- _Problem requirements_: State only the number of lines that include "天下无讼".
########################################
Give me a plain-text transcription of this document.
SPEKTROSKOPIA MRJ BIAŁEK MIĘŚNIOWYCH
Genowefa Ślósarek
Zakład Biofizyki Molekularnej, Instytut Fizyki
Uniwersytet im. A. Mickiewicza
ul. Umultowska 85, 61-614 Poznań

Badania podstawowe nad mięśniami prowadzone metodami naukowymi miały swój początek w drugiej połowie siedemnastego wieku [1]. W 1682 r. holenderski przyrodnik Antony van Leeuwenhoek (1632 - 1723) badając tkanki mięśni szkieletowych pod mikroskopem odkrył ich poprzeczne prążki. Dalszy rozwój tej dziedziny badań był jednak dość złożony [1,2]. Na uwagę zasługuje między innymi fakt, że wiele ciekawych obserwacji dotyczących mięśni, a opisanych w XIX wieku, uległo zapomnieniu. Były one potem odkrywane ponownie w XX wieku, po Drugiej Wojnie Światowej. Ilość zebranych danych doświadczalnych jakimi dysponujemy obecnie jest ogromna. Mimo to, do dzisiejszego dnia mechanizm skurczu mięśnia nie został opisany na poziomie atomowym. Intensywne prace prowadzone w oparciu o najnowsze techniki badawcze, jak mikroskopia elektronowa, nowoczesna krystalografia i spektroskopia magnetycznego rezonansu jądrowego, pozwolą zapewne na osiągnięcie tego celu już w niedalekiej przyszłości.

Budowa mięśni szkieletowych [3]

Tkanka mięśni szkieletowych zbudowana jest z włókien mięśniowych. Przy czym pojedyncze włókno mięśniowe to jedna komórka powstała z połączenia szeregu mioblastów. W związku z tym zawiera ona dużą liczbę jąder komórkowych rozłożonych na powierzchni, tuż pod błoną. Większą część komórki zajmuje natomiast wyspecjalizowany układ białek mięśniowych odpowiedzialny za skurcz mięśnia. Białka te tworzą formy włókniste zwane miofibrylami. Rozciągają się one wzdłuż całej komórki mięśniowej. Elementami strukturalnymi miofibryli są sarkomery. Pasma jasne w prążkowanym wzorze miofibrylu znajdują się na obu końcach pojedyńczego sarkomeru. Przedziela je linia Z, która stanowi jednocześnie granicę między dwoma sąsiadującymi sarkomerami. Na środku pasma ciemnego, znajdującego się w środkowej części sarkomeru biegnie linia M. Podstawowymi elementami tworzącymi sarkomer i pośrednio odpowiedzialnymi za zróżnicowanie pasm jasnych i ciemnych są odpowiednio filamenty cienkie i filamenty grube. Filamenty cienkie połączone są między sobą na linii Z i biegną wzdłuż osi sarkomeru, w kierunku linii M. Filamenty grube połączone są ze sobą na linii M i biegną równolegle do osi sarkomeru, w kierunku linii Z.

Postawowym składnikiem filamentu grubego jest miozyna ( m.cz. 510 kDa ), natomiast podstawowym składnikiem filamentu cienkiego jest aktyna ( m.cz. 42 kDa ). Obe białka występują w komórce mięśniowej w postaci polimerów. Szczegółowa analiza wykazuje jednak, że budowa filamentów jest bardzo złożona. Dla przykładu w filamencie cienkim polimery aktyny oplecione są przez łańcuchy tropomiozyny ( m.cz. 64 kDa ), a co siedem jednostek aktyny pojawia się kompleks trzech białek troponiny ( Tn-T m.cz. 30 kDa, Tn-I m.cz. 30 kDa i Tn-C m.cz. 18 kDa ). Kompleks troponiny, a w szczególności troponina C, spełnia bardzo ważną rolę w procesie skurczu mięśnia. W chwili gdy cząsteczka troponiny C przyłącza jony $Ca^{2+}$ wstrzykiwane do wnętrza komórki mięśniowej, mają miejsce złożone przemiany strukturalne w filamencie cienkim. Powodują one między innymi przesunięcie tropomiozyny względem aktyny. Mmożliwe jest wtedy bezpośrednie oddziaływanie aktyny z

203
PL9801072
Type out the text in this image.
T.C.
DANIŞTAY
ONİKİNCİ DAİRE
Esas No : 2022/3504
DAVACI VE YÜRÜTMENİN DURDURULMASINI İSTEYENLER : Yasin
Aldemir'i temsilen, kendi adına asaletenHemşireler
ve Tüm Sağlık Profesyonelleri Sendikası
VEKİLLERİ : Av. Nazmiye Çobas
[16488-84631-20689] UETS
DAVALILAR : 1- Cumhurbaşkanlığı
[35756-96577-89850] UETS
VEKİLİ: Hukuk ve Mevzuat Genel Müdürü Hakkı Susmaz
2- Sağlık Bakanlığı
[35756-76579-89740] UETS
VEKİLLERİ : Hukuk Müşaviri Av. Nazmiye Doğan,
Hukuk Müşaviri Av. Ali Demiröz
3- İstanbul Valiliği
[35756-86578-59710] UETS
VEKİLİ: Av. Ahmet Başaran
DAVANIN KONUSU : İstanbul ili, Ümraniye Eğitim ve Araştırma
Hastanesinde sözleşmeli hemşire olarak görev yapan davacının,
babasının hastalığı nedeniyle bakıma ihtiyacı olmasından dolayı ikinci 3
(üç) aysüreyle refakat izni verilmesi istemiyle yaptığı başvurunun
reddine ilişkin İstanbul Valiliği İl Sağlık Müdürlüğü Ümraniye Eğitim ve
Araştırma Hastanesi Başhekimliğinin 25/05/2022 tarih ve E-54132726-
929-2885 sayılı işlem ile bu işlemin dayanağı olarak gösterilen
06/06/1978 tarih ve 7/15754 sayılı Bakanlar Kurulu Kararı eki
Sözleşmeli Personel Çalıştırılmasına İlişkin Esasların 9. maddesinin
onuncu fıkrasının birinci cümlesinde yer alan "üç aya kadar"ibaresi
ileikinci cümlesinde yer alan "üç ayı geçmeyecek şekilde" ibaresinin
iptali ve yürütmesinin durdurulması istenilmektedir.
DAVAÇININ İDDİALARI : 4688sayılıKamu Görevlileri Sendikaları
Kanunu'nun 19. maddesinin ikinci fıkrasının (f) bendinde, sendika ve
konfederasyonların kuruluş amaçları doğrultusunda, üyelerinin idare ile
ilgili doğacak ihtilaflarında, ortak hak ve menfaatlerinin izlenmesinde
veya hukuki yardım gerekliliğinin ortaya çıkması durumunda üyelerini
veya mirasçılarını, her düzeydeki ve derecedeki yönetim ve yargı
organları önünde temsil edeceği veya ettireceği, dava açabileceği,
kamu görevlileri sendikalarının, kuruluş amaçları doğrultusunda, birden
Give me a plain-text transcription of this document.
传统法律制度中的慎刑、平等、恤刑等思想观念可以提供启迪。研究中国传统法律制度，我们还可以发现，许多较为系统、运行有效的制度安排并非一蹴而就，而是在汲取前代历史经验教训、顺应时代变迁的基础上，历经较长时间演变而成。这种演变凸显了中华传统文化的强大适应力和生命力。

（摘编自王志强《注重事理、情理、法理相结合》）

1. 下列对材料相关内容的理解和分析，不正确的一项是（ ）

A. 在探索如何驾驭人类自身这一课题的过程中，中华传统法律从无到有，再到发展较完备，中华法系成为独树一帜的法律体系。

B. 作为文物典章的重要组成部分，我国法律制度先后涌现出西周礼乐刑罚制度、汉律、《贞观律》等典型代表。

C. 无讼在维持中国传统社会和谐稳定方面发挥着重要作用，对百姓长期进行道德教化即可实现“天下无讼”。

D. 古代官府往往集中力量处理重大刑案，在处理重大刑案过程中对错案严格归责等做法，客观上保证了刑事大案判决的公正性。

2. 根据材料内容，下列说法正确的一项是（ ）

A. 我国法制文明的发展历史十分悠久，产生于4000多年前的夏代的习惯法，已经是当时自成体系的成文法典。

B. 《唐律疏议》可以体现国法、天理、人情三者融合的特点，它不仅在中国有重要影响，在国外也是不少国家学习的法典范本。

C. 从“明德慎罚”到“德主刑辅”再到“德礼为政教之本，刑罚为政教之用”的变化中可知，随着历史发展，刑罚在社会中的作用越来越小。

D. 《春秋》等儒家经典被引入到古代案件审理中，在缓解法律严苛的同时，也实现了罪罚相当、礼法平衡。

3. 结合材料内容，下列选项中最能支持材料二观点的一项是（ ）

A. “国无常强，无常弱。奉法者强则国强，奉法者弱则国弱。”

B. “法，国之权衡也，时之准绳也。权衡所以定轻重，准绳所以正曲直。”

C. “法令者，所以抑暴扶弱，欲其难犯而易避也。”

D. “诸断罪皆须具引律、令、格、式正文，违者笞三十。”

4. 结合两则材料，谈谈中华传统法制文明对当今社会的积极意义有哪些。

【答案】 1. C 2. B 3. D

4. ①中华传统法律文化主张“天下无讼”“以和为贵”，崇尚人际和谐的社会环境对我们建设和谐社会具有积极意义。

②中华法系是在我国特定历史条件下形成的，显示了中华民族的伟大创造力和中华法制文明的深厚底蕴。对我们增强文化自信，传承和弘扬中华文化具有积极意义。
########################################
- _In response_: 2